*WHAT THIS TASK INVOLVES*: Extract the listing below in full, unchanged.

*Figure contents as structured data*:

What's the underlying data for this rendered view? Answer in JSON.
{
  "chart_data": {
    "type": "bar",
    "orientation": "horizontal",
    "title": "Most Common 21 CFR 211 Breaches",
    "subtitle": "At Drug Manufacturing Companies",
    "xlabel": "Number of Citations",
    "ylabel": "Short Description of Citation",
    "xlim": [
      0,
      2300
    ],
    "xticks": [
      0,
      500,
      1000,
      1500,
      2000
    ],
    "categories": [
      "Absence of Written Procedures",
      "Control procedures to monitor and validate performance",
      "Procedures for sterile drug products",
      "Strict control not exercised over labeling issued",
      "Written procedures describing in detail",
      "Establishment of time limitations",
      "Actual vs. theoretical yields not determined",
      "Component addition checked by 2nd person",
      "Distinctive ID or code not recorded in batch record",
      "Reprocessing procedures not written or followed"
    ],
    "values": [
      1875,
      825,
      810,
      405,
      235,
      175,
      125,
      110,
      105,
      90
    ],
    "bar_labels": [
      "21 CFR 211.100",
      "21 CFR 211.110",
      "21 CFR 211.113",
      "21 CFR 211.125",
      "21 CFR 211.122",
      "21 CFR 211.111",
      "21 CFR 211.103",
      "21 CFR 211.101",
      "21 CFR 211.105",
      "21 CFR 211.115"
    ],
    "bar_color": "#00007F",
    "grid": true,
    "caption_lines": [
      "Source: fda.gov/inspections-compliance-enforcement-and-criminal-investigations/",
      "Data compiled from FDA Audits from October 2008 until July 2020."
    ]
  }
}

*THE OUTPUT*:
What's the underlying data for this rendered view? Answer in JSON.
{
  "chart_data": {
    "type": "bar",
    "orientation": "horizontal",
    "title": "Most Common 21 CFR 211 Breaches",
    "subtitle": "At Drug Manufacturing Companies",
    "xlabel": "Number of Citations",
    "ylabel": "Short Description of Citation",
    "xlim": [
      0,
      2300
    ],
    "xticks": [
      0,
      500,
      1000,
      1500,
      2000
    ],
    "categories": [
      "Absence of Written Procedures",
      "Control procedures to monitor and validate performance",
      "Procedures for sterile drug products",
      "Strict control not exercised over labeling issued",
      "Written procedures describing in detail",
      "Establishment of time limitations",
      "Actual vs. theoretical yields not determined",
      "Component addition checked by 2nd person",
      "Distinctive ID or code not recorded in batch record",
      "Reprocessing procedures not written or followed"
    ],
    "values": [
      1875,
      825,
      810,
      405,
      235,
      175,
      125,
      110,
      105,
      90
    ],
    "bar_labels": [
      "21 CFR 211.100",
      "21 CFR 211.110",
      "21 CFR 211.113",
      "21 CFR 211.125",
      "21 CFR 211.122",
      "21 CFR 211.111",
      "21 CFR 211.103",
      "21 CFR 211.101",
      "21 CFR 211.105",
      "21 CFR 211.115"
    ],
    "bar_color": "#00007F",
    "grid": true,
    "caption_lines": [
      "Source: fda.gov/inspections-compliance-enforcement-and-criminal-investigations/",
      "Data compiled from FDA Audits from October 2008 until July 2020."
    ]
  }
}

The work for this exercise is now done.